PROVIDED ENTRIES ▸
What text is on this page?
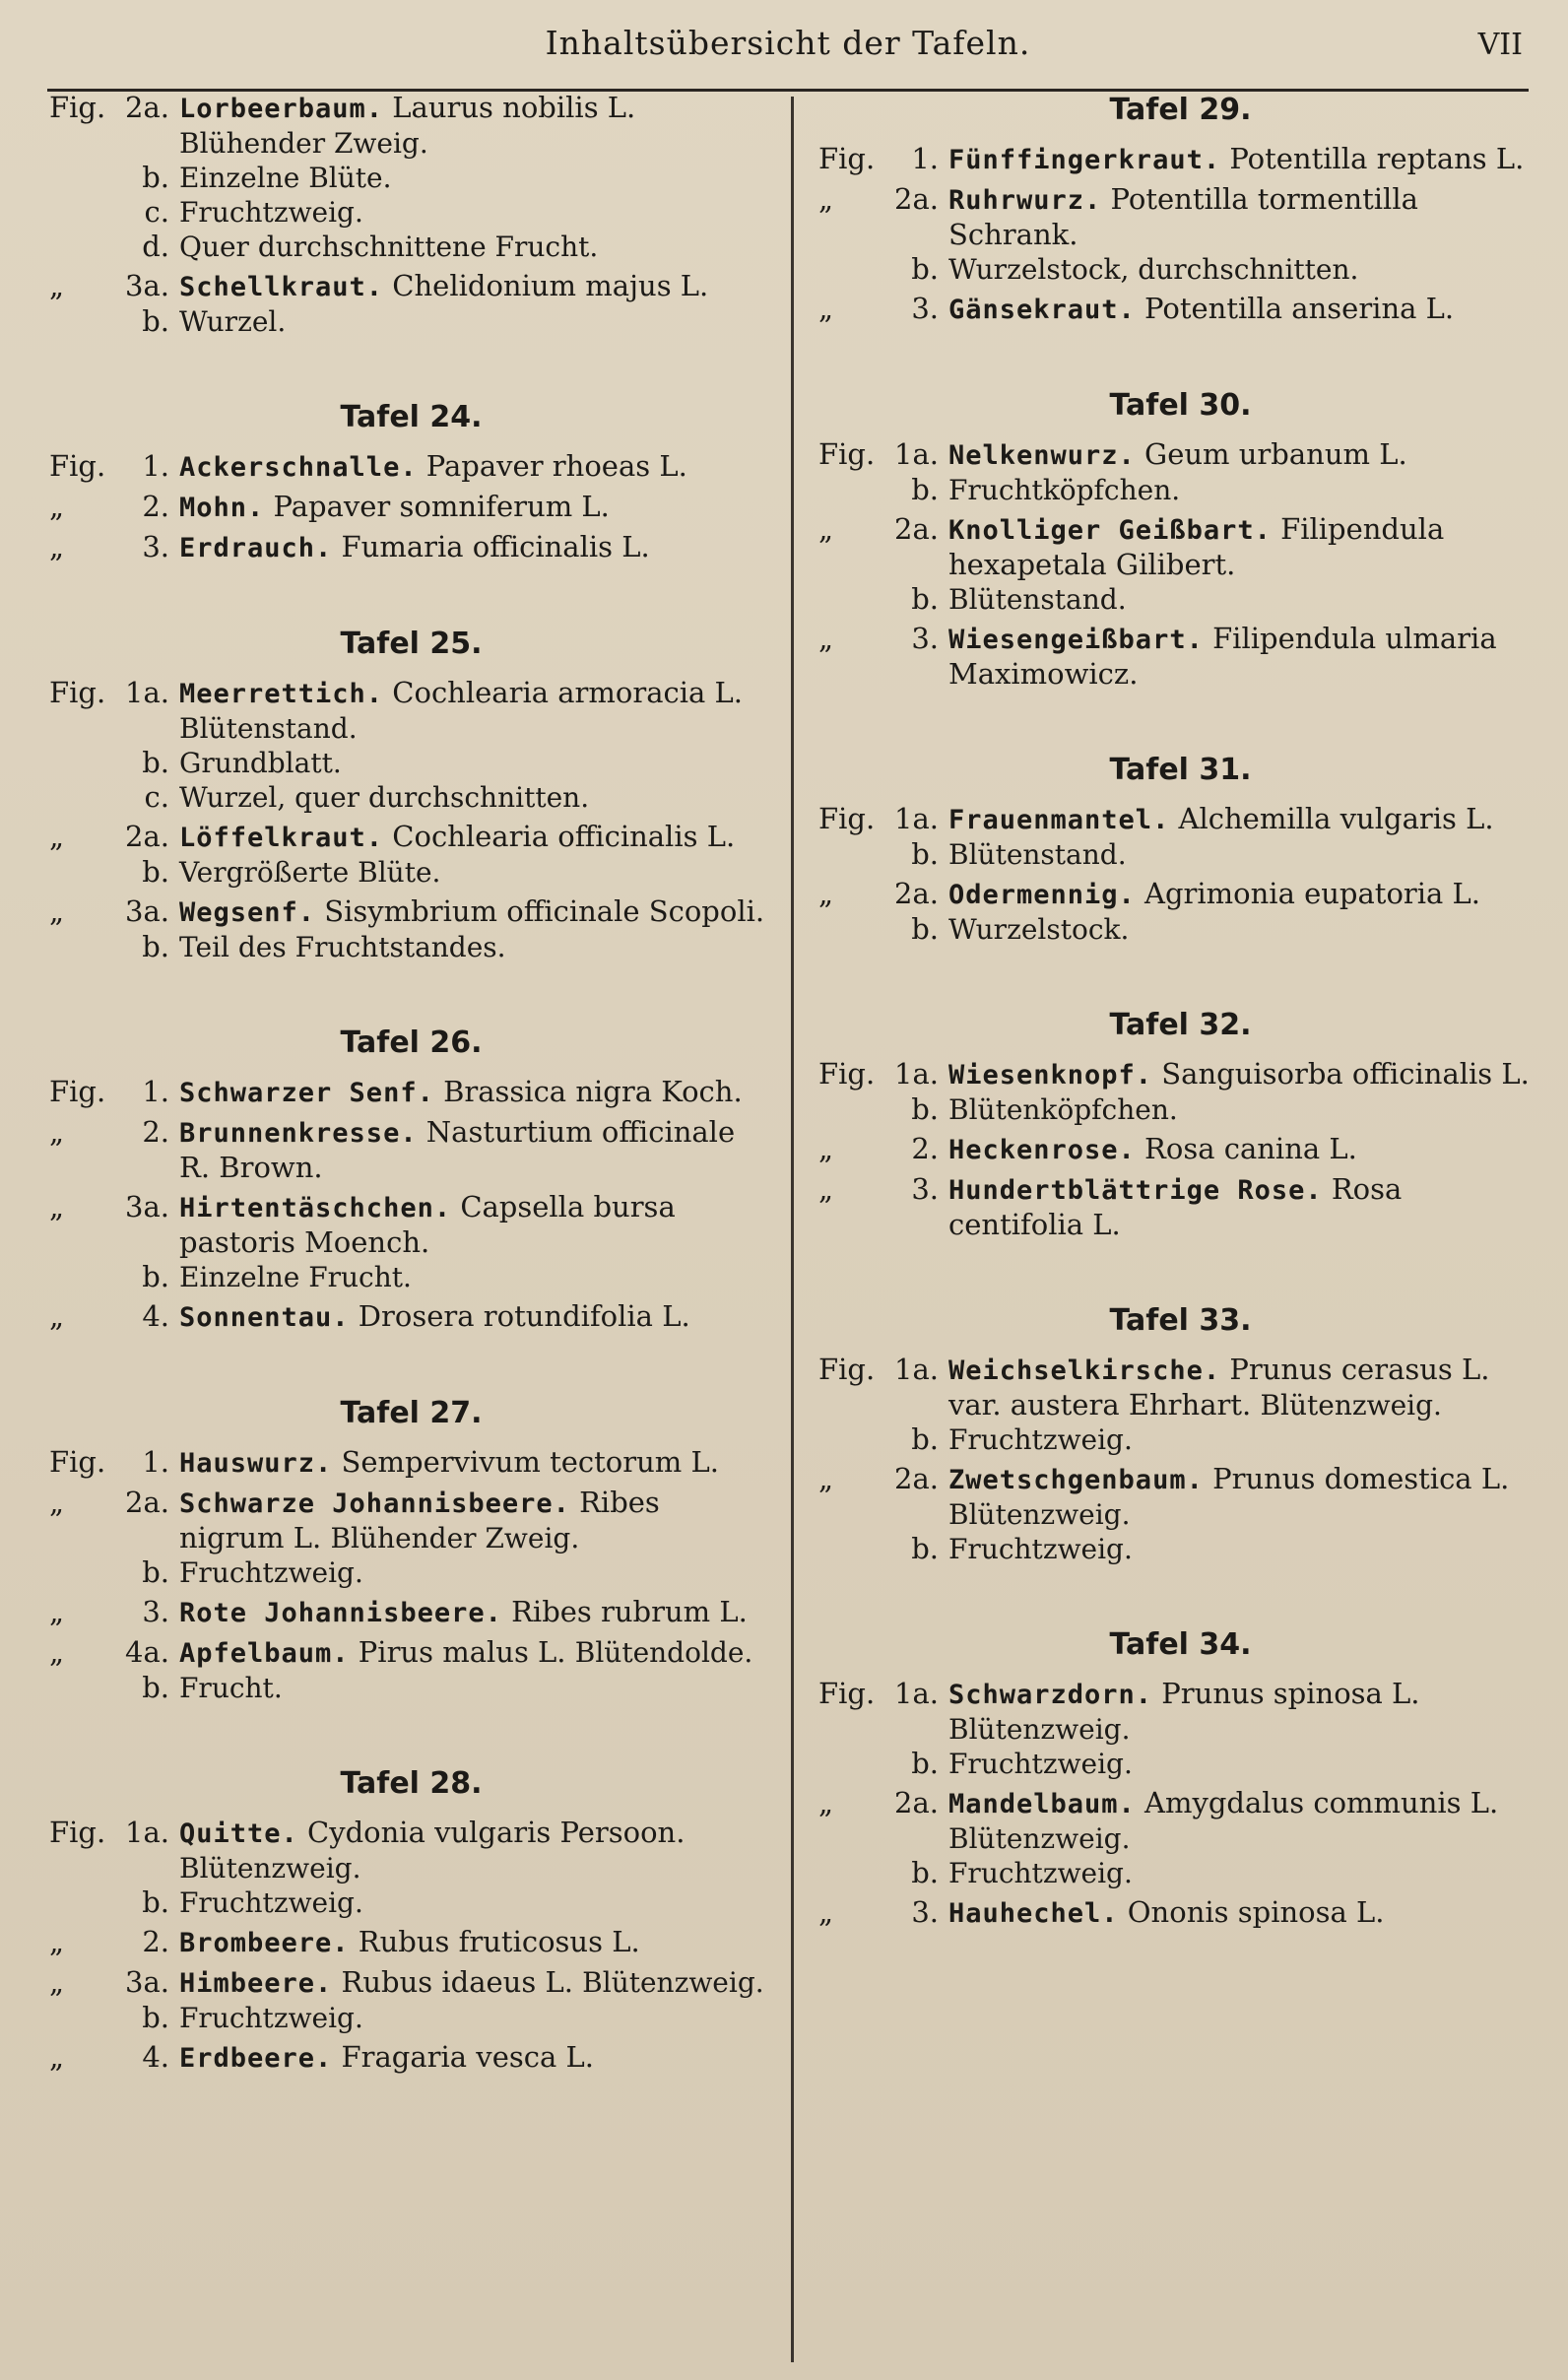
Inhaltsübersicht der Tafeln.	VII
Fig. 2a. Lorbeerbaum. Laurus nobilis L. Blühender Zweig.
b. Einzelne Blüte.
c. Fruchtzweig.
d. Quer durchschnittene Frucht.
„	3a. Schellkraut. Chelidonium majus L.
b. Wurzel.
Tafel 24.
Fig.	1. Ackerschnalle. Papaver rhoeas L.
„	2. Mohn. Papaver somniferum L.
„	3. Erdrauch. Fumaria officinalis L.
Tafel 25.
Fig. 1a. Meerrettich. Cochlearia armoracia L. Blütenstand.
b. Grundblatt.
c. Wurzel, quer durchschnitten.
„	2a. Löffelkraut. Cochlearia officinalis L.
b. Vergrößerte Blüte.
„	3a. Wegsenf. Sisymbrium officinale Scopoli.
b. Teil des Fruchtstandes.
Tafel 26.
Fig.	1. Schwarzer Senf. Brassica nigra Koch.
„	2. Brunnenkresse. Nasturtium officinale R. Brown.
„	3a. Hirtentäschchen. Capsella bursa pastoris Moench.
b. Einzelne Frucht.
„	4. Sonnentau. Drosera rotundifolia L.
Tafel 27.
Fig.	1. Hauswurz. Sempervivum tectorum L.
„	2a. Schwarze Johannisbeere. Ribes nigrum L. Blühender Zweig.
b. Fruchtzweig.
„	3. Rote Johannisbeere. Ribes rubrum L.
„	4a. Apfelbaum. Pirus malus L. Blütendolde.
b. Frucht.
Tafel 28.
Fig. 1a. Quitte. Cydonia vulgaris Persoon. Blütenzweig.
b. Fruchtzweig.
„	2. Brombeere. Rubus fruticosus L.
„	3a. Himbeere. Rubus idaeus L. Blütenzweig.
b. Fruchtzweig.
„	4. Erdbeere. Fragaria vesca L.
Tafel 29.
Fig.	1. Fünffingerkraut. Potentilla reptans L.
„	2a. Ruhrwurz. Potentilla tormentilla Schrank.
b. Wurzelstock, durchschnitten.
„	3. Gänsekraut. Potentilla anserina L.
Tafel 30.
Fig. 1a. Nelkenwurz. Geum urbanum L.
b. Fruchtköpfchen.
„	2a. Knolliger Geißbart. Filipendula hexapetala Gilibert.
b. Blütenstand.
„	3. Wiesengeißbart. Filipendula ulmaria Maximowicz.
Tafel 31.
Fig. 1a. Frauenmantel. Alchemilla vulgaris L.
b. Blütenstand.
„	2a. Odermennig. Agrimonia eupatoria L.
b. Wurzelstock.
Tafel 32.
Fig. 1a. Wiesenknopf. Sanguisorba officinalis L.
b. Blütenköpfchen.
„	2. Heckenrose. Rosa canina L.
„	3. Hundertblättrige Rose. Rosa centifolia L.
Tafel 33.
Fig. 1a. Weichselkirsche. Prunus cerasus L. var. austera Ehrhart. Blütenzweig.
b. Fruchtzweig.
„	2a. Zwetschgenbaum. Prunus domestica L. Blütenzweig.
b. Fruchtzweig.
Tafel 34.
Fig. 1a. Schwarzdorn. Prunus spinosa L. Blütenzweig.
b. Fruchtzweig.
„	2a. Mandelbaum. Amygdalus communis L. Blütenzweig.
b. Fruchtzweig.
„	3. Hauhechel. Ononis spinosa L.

TASK REQUIREMENTS ▸ Display every line of the listing that contains the string "Filipendula".

RESULT ▸
„	2a. Knolliger Geißbart. Filipendula hexapetala Gilibert.
„	3. Wiesengeißbart. Filipendula ulmaria Maximowicz.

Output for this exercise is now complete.